Scan the lines below; pull out those with "star".
--------------------
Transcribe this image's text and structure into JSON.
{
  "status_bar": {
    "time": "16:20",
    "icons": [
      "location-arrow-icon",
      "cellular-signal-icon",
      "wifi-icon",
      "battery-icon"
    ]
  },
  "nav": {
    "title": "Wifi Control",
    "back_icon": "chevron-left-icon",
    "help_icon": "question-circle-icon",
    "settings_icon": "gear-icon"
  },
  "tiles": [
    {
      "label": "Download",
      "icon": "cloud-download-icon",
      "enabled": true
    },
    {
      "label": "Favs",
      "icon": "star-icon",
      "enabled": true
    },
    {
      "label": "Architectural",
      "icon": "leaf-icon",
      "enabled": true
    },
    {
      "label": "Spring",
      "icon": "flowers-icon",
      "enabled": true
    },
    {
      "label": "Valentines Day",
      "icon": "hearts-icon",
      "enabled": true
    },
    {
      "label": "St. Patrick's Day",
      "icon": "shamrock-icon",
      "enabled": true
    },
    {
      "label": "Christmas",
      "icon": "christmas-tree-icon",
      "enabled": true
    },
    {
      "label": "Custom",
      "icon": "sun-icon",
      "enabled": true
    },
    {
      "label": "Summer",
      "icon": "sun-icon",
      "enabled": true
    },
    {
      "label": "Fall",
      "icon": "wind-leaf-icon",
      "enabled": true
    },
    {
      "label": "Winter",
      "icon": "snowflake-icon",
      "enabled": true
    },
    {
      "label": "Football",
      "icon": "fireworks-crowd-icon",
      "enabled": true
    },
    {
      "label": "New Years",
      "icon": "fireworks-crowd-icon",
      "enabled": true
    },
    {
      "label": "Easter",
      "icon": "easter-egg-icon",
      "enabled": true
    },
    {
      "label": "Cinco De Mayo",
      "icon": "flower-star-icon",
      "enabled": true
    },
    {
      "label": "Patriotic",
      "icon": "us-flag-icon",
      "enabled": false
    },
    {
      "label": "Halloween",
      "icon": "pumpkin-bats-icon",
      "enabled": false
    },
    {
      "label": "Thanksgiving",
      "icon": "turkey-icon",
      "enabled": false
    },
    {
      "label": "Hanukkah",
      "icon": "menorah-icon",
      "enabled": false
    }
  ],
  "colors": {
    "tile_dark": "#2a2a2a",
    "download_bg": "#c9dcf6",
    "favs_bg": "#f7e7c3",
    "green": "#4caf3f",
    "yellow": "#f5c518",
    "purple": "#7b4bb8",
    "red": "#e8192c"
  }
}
--------------------
Result below:
      "icon": "star-icon",
      "icon": "flower-star-icon",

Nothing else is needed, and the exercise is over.